[WORK REQUIRED]: Your task is to repeat the entries underneath exactly, minus the pictures.

[THE RECORDS]:
────────

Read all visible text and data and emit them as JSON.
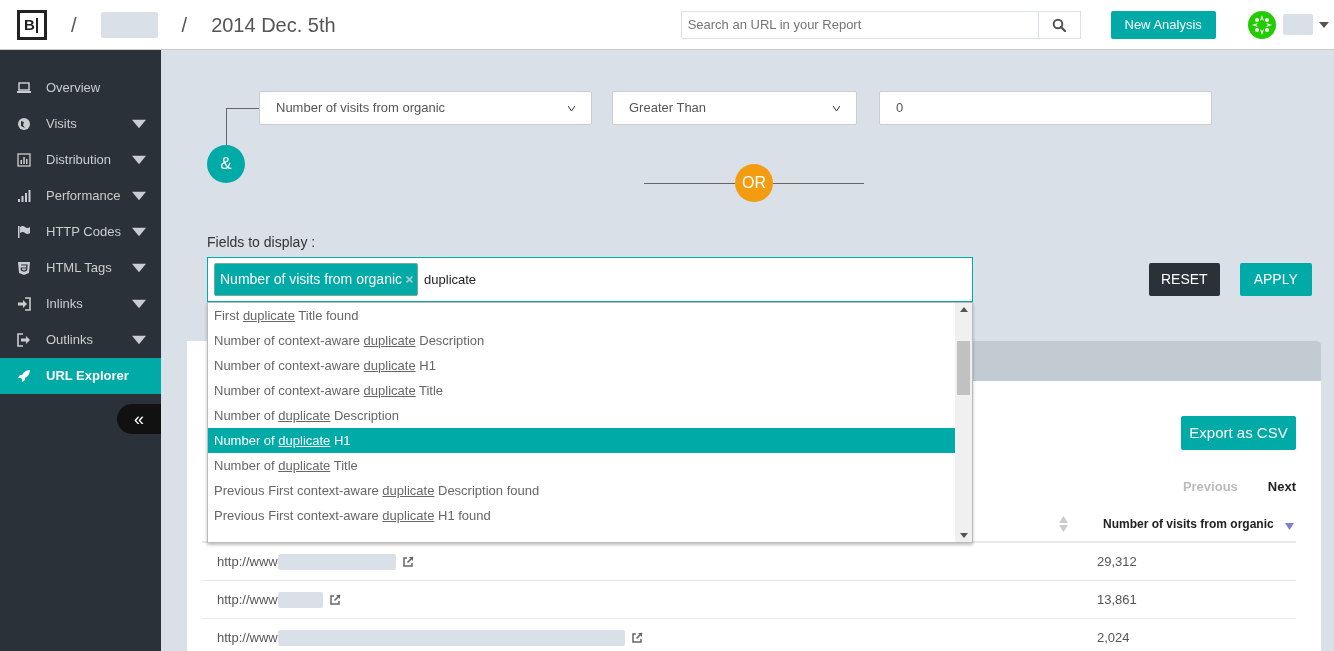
{
  "header": {
    "logo": "B",
    "breadcrumb": [
      {
        "kind": "separator",
        "text": "/"
      },
      {
        "kind": "redacted"
      },
      {
        "kind": "separator",
        "text": "/"
      },
      {
        "kind": "text",
        "text": "2014 Dec. 5th"
      }
    ],
    "search": {
      "placeholder": "Search an URL in your Report"
    },
    "new_button": "New Analysis"
  },
  "sidebar": {
    "items": [
      {
        "label": "Overview",
        "expandable": false,
        "selected": false
      },
      {
        "label": "Visits",
        "expandable": true,
        "selected": false
      },
      {
        "label": "Distribution",
        "expandable": true,
        "selected": false
      },
      {
        "label": "Performance",
        "expandable": true,
        "selected": false
      },
      {
        "label": "HTTP Codes",
        "expandable": true,
        "selected": false
      },
      {
        "label": "HTML Tags",
        "expandable": true,
        "selected": false
      },
      {
        "label": "Inlinks",
        "expandable": true,
        "selected": false
      },
      {
        "label": "Outlinks",
        "expandable": true,
        "selected": false
      },
      {
        "label": "URL Explorer",
        "expandable": false,
        "selected": true
      }
    ],
    "collapse_button": "«"
  },
  "filter": {
    "field": "Number of visits from organic",
    "operator": "Greater Than",
    "value": "0",
    "and_label": "&",
    "or_label": "OR"
  },
  "fields_to_display": {
    "label": "Fields to display :",
    "tags": [
      "Number of visits from organic"
    ],
    "typed": "duplicate",
    "suggestions": [
      {
        "before": "First ",
        "match": "duplicate",
        "after": " Title found",
        "selected": false
      },
      {
        "before": "Number of context-aware ",
        "match": "duplicate",
        "after": " Description",
        "selected": false
      },
      {
        "before": "Number of context-aware ",
        "match": "duplicate",
        "after": " H1",
        "selected": false
      },
      {
        "before": "Number of context-aware ",
        "match": "duplicate",
        "after": " Title",
        "selected": false
      },
      {
        "before": "Number of ",
        "match": "duplicate",
        "after": " Description",
        "selected": false
      },
      {
        "before": "Number of ",
        "match": "duplicate",
        "after": " H1",
        "selected": true
      },
      {
        "before": "Number of ",
        "match": "duplicate",
        "after": " Title",
        "selected": false
      },
      {
        "before": "Previous First context-aware ",
        "match": "duplicate",
        "after": " Description found",
        "selected": false
      },
      {
        "before": "Previous First context-aware ",
        "match": "duplicate",
        "after": " H1 found",
        "selected": false
      }
    ]
  },
  "buttons": {
    "reset": "RESET",
    "apply": "APPLY"
  },
  "results": {
    "export_button": "Export as CSV",
    "previous": "Previous",
    "next": "Next",
    "columns": [
      {
        "sorted": false
      },
      {
        "label": "Number of visits from organic",
        "sorted": true
      }
    ],
    "rows": [
      {
        "url": "http://www",
        "value": "29,312"
      },
      {
        "url": "http://www",
        "value": "13,861"
      },
      {
        "url": "http://www",
        "value": "2,024"
      }
    ]
  }
}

────────

[ANSWER BELOW]:
Read all visible text and data and emit them as JSON.
{
  "header": {
    "logo": "B",
    "breadcrumb": [
      {
        "kind": "separator",
        "text": "/"
      },
      {
        "kind": "redacted"
      },
      {
        "kind": "separator",
        "text": "/"
      },
      {
        "kind": "text",
        "text": "2014 Dec. 5th"
      }
    ],
    "search": {
      "placeholder": "Search an URL in your Report"
    },
    "new_button": "New Analysis"
  },
  "sidebar": {
    "items": [
      {
        "label": "Overview",
        "expandable": false,
        "selected": false
      },
      {
        "label": "Visits",
        "expandable": true,
        "selected": false
      },
      {
        "label": "Distribution",
        "expandable": true,
        "selected": false
      },
      {
        "label": "Performance",
        "expandable": true,
        "selected": false
      },
      {
        "label": "HTTP Codes",
        "expandable": true,
        "selected": false
      },
      {
        "label": "HTML Tags",
        "expandable": true,
        "selected": false
      },
      {
        "label": "Inlinks",
        "expandable": true,
        "selected": false
      },
      {
        "label": "Outlinks",
        "expandable": true,
        "selected": false
      },
      {
        "label": "URL Explorer",
        "expandable": false,
        "selected": true
      }
    ],
    "collapse_button": "«"
  },
  "filter": {
    "field": "Number of visits from organic",
    "operator": "Greater Than",
    "value": "0",
    "and_label": "&",
    "or_label": "OR"
  },
  "fields_to_display": {
    "label": "Fields to display :",
    "tags": [
      "Number of visits from organic"
    ],
    "typed": "duplicate",
    "suggestions": [
      {
        "before": "First ",
        "match": "duplicate",
        "after": " Title found",
        "selected": false
      },
      {
        "before": "Number of context-aware ",
        "match": "duplicate",
        "after": " Description",
        "selected": false
      },
      {
        "before": "Number of context-aware ",
        "match": "duplicate",
        "after": " H1",
        "selected": false
      },
      {
        "before": "Number of context-aware ",
        "match": "duplicate",
        "after": " Title",
        "selected": false
      },
      {
        "before": "Number of ",
        "match": "duplicate",
        "after": " Description",
        "selected": false
      },
      {
        "before": "Number of ",
        "match": "duplicate",
        "after": " H1",
        "selected": true
      },
      {
        "before": "Number of ",
        "match": "duplicate",
        "after": " Title",
        "selected": false
      },
      {
        "before": "Previous First context-aware ",
        "match": "duplicate",
        "after": " Description found",
        "selected": false
      },
      {
        "before": "Previous First context-aware ",
        "match": "duplicate",
        "after": " H1 found",
        "selected": false
      }
    ]
  },
  "buttons": {
    "reset": "RESET",
    "apply": "APPLY"
  },
  "results": {
    "export_button": "Export as CSV",
    "previous": "Previous",
    "next": "Next",
    "columns": [
      {
        "sorted": false
      },
      {
        "label": "Number of visits from organic",
        "sorted": true
      }
    ],
    "rows": [
      {
        "url": "http://www",
        "value": "29,312"
      },
      {
        "url": "http://www",
        "value": "13,861"
      },
      {
        "url": "http://www",
        "value": "2,024"
      }
    ]
  }
}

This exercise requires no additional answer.